start EXTRACTED MATERIAL

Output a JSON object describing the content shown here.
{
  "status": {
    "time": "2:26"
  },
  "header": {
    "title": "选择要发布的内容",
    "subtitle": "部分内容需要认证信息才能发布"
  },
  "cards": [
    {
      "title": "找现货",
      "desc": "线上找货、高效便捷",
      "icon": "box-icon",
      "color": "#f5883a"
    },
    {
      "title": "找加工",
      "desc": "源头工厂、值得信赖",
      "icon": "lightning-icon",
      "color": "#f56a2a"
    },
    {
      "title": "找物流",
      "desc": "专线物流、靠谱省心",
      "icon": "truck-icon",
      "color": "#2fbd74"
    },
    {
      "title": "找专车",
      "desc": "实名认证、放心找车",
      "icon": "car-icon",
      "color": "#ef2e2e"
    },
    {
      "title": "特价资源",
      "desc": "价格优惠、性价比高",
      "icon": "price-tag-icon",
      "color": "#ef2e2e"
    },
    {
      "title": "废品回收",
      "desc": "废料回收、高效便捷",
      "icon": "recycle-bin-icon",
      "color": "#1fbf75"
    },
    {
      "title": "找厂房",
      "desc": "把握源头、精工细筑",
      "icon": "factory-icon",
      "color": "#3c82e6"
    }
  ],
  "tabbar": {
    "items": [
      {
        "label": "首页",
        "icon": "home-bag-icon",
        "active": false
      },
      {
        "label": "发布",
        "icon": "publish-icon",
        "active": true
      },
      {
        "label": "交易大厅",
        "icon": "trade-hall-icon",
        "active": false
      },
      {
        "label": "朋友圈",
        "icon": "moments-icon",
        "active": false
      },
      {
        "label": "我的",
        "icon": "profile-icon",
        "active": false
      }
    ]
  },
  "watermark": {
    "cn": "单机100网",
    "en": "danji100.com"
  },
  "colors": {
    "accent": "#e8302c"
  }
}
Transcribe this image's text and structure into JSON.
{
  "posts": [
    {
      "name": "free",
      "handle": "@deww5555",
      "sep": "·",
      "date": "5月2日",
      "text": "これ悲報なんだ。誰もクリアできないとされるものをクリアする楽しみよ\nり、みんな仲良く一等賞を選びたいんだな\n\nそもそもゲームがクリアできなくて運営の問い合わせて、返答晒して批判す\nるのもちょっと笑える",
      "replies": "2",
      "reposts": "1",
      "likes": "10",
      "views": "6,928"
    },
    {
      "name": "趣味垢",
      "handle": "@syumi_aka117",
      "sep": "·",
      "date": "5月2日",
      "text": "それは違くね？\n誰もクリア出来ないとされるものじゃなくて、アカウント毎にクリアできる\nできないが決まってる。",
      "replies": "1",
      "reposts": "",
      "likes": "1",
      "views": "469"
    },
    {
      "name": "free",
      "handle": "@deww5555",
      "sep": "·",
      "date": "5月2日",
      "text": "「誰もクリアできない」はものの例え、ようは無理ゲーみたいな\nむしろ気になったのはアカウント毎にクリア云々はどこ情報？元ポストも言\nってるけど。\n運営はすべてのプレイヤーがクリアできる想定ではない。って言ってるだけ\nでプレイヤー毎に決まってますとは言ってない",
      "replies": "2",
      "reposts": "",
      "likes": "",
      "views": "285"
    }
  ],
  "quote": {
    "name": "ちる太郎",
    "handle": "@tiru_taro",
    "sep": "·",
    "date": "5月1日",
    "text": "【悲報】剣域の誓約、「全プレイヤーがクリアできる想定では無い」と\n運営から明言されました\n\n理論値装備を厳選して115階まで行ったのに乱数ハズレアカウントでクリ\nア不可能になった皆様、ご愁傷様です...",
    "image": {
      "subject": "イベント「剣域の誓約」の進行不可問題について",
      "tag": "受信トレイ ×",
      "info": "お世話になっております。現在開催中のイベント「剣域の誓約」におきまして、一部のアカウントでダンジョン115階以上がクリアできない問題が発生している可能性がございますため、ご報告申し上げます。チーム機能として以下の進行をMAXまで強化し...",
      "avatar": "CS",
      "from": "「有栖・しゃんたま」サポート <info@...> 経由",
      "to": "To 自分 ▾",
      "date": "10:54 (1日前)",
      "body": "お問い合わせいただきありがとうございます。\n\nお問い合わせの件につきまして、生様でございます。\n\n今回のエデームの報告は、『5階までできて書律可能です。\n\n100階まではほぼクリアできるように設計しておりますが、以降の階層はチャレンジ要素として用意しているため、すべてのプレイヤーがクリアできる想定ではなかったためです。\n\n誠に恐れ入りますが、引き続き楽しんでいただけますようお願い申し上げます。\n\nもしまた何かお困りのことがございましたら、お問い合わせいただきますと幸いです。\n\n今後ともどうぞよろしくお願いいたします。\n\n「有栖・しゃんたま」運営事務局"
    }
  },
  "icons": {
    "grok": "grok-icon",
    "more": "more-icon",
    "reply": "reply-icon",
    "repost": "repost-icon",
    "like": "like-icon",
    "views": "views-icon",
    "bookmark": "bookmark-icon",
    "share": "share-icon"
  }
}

end EXTRACTED MATERIAL

* [STATED EXERCISE]
Gather all lines where the word "text" appears.

* [ANSWER]
Transcribe this image's text and structure into JSON.
      "text": "これ悲報なんだ。誰もクリアできないとされるものをクリアする楽しみよ\nり、みんな仲良く一等賞を選びたいんだな\n\nそもそもゲームがクリアできなくて運営の問い合わせて、返答晒して批判す\nるのもちょっと笑える",
      "text": "それは違くね？\n誰もクリア出来ないとされるものじゃなくて、アカウント毎にクリアできる\nできないが決まってる。",
      "text": "「誰もクリアできない」はものの例え、ようは無理ゲーみたいな\nむしろ気になったのはアカウント毎にクリア云々はどこ情報？元ポストも言\nってるけど。\n運営はすべてのプレイヤーがクリアできる想定ではない。って言ってるだけ\nでプレイヤー毎に決まってますとは言ってない",
    "text": "【悲報】剣域の誓約、「全プレイヤーがクリアできる想定では無い」と\n運営から明言されました\n\n理論値装備を厳選して115階まで行ったのに乱数ハズレアカウントでクリ\nア不可能になった皆様、ご愁傷様です...",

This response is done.